WRITTEN PROBLEM: Copy down all of the data underneath, exactly as shown.

# # # # # # #

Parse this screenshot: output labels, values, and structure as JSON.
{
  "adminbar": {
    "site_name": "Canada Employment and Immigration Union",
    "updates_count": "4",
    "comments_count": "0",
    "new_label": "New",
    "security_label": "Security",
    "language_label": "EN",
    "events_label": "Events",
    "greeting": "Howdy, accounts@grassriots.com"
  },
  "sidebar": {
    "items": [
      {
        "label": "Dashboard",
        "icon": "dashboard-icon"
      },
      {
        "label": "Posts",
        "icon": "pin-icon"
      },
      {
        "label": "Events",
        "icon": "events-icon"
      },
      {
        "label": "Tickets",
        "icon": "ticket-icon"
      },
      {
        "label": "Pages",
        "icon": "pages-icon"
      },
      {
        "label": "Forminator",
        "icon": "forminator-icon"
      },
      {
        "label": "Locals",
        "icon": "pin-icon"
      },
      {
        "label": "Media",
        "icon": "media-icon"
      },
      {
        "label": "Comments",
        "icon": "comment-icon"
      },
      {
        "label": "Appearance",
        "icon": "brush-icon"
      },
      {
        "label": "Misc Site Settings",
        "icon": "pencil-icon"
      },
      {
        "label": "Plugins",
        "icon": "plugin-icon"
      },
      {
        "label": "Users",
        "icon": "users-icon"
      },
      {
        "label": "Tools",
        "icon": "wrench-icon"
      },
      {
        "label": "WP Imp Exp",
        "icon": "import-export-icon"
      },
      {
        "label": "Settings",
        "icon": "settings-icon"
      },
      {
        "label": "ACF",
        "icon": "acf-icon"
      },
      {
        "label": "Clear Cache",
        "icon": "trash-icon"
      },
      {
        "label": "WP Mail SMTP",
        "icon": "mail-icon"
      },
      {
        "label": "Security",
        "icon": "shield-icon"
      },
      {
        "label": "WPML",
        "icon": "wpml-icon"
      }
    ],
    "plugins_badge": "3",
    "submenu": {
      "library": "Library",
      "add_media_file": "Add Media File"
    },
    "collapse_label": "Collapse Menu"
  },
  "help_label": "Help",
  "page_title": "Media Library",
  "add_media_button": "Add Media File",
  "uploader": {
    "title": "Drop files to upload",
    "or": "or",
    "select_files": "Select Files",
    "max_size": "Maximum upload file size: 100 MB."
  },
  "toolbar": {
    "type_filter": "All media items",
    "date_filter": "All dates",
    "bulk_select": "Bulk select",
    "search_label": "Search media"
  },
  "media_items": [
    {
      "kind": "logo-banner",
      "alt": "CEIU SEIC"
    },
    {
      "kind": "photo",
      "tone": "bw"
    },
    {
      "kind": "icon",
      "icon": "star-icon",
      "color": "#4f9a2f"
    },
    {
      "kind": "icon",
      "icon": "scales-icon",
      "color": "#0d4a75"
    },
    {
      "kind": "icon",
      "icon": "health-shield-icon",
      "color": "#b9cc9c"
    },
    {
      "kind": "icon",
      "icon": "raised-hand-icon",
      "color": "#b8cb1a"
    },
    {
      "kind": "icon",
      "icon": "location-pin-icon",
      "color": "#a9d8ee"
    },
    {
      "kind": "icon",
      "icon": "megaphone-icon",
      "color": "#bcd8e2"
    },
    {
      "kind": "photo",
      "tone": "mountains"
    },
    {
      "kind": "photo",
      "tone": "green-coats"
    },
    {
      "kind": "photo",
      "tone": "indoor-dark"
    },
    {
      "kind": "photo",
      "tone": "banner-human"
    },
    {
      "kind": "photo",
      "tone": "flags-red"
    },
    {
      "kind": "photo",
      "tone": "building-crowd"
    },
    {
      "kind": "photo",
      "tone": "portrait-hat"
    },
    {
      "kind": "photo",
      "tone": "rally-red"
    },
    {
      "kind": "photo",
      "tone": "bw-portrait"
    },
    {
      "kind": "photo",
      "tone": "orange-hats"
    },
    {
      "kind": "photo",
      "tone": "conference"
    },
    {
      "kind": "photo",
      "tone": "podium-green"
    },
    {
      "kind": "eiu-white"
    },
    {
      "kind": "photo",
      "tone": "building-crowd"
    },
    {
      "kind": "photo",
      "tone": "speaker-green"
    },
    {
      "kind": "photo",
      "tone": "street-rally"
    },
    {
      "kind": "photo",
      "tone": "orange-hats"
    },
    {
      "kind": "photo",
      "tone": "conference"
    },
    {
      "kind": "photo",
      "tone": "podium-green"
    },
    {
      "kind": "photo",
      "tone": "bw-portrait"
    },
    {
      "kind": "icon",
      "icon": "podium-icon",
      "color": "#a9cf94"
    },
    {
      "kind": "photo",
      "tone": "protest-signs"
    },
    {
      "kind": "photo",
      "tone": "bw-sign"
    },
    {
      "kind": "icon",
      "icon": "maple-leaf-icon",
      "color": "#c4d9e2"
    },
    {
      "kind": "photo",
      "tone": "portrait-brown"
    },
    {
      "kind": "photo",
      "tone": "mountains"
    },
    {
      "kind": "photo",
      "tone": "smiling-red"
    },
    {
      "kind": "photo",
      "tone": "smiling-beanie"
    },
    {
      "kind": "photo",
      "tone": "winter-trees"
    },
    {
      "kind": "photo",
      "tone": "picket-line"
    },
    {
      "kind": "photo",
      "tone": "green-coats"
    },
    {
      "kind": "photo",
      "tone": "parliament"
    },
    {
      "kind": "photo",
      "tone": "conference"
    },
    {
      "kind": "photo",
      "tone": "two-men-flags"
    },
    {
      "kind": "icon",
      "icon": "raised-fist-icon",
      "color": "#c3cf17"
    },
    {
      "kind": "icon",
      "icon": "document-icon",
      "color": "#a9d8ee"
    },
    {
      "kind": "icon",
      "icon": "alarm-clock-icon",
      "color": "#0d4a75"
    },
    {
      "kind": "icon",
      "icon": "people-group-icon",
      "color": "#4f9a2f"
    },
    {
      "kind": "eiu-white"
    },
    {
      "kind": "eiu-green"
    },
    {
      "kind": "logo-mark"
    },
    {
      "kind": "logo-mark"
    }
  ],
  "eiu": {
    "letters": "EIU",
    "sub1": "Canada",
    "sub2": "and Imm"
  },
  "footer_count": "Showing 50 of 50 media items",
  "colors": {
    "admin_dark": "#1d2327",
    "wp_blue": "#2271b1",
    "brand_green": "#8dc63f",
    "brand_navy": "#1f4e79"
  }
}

# # # # # # #

COMPLETE OUTPUT:
Parse this screenshot: output labels, values, and structure as JSON.
{
  "adminbar": {
    "site_name": "Canada Employment and Immigration Union",
    "updates_count": "4",
    "comments_count": "0",
    "new_label": "New",
    "security_label": "Security",
    "language_label": "EN",
    "events_label": "Events",
    "greeting": "Howdy, accounts@grassriots.com"
  },
  "sidebar": {
    "items": [
      {
        "label": "Dashboard",
        "icon": "dashboard-icon"
      },
      {
        "label": "Posts",
        "icon": "pin-icon"
      },
      {
        "label": "Events",
        "icon": "events-icon"
      },
      {
        "label": "Tickets",
        "icon": "ticket-icon"
      },
      {
        "label": "Pages",
        "icon": "pages-icon"
      },
      {
        "label": "Forminator",
        "icon": "forminator-icon"
      },
      {
        "label": "Locals",
        "icon": "pin-icon"
      },
      {
        "label": "Media",
        "icon": "media-icon"
      },
      {
        "label": "Comments",
        "icon": "comment-icon"
      },
      {
        "label": "Appearance",
        "icon": "brush-icon"
      },
      {
        "label": "Misc Site Settings",
        "icon": "pencil-icon"
      },
      {
        "label": "Plugins",
        "icon": "plugin-icon"
      },
      {
        "label": "Users",
        "icon": "users-icon"
      },
      {
        "label": "Tools",
        "icon": "wrench-icon"
      },
      {
        "label": "WP Imp Exp",
        "icon": "import-export-icon"
      },
      {
        "label": "Settings",
        "icon": "settings-icon"
      },
      {
        "label": "ACF",
        "icon": "acf-icon"
      },
      {
        "label": "Clear Cache",
        "icon": "trash-icon"
      },
      {
        "label": "WP Mail SMTP",
        "icon": "mail-icon"
      },
      {
        "label": "Security",
        "icon": "shield-icon"
      },
      {
        "label": "WPML",
        "icon": "wpml-icon"
      }
    ],
    "plugins_badge": "3",
    "submenu": {
      "library": "Library",
      "add_media_file": "Add Media File"
    },
    "collapse_label": "Collapse Menu"
  },
  "help_label": "Help",
  "page_title": "Media Library",
  "add_media_button": "Add Media File",
  "uploader": {
    "title": "Drop files to upload",
    "or": "or",
    "select_files": "Select Files",
    "max_size": "Maximum upload file size: 100 MB."
  },
  "toolbar": {
    "type_filter": "All media items",
    "date_filter": "All dates",
    "bulk_select": "Bulk select",
    "search_label": "Search media"
  },
  "media_items": [
    {
      "kind": "logo-banner",
      "alt": "CEIU SEIC"
    },
    {
      "kind": "photo",
      "tone": "bw"
    },
    {
      "kind": "icon",
      "icon": "star-icon",
      "color": "#4f9a2f"
    },
    {
      "kind": "icon",
      "icon": "scales-icon",
      "color": "#0d4a75"
    },
    {
      "kind": "icon",
      "icon": "health-shield-icon",
      "color": "#b9cc9c"
    },
    {
      "kind": "icon",
      "icon": "raised-hand-icon",
      "color": "#b8cb1a"
    },
    {
      "kind": "icon",
      "icon": "location-pin-icon",
      "color": "#a9d8ee"
    },
    {
      "kind": "icon",
      "icon": "megaphone-icon",
      "color": "#bcd8e2"
    },
    {
      "kind": "photo",
      "tone": "mountains"
    },
    {
      "kind": "photo",
      "tone": "green-coats"
    },
    {
      "kind": "photo",
      "tone": "indoor-dark"
    },
    {
      "kind": "photo",
      "tone": "banner-human"
    },
    {
      "kind": "photo",
      "tone": "flags-red"
    },
    {
      "kind": "photo",
      "tone": "building-crowd"
    },
    {
      "kind": "photo",
      "tone": "portrait-hat"
    },
    {
      "kind": "photo",
      "tone": "rally-red"
    },
    {
      "kind": "photo",
      "tone": "bw-portrait"
    },
    {
      "kind": "photo",
      "tone": "orange-hats"
    },
    {
      "kind": "photo",
      "tone": "conference"
    },
    {
      "kind": "photo",
      "tone": "podium-green"
    },
    {
      "kind": "eiu-white"
    },
    {
      "kind": "photo",
      "tone": "building-crowd"
    },
    {
      "kind": "photo",
      "tone": "speaker-green"
    },
    {
      "kind": "photo",
      "tone": "street-rally"
    },
    {
      "kind": "photo",
      "tone": "orange-hats"
    },
    {
      "kind": "photo",
      "tone": "conference"
    },
    {
      "kind": "photo",
      "tone": "podium-green"
    },
    {
      "kind": "photo",
      "tone": "bw-portrait"
    },
    {
      "kind": "icon",
      "icon": "podium-icon",
      "color": "#a9cf94"
    },
    {
      "kind": "photo",
      "tone": "protest-signs"
    },
    {
      "kind": "photo",
      "tone": "bw-sign"
    },
    {
      "kind": "icon",
      "icon": "maple-leaf-icon",
      "color": "#c4d9e2"
    },
    {
      "kind": "photo",
      "tone": "portrait-brown"
    },
    {
      "kind": "photo",
      "tone": "mountains"
    },
    {
      "kind": "photo",
      "tone": "smiling-red"
    },
    {
      "kind": "photo",
      "tone": "smiling-beanie"
    },
    {
      "kind": "photo",
      "tone": "winter-trees"
    },
    {
      "kind": "photo",
      "tone": "picket-line"
    },
    {
      "kind": "photo",
      "tone": "green-coats"
    },
    {
      "kind": "photo",
      "tone": "parliament"
    },
    {
      "kind": "photo",
      "tone": "conference"
    },
    {
      "kind": "photo",
      "tone": "two-men-flags"
    },
    {
      "kind": "icon",
      "icon": "raised-fist-icon",
      "color": "#c3cf17"
    },
    {
      "kind": "icon",
      "icon": "document-icon",
      "color": "#a9d8ee"
    },
    {
      "kind": "icon",
      "icon": "alarm-clock-icon",
      "color": "#0d4a75"
    },
    {
      "kind": "icon",
      "icon": "people-group-icon",
      "color": "#4f9a2f"
    },
    {
      "kind": "eiu-white"
    },
    {
      "kind": "eiu-green"
    },
    {
      "kind": "logo-mark"
    },
    {
      "kind": "logo-mark"
    }
  ],
  "eiu": {
    "letters": "EIU",
    "sub1": "Canada",
    "sub2": "and Imm"
  },
  "footer_count": "Showing 50 of 50 media items",
  "colors": {
    "admin_dark": "#1d2327",
    "wp_blue": "#2271b1",
    "brand_green": "#8dc63f",
    "brand_navy": "#1f4e79"
  }
}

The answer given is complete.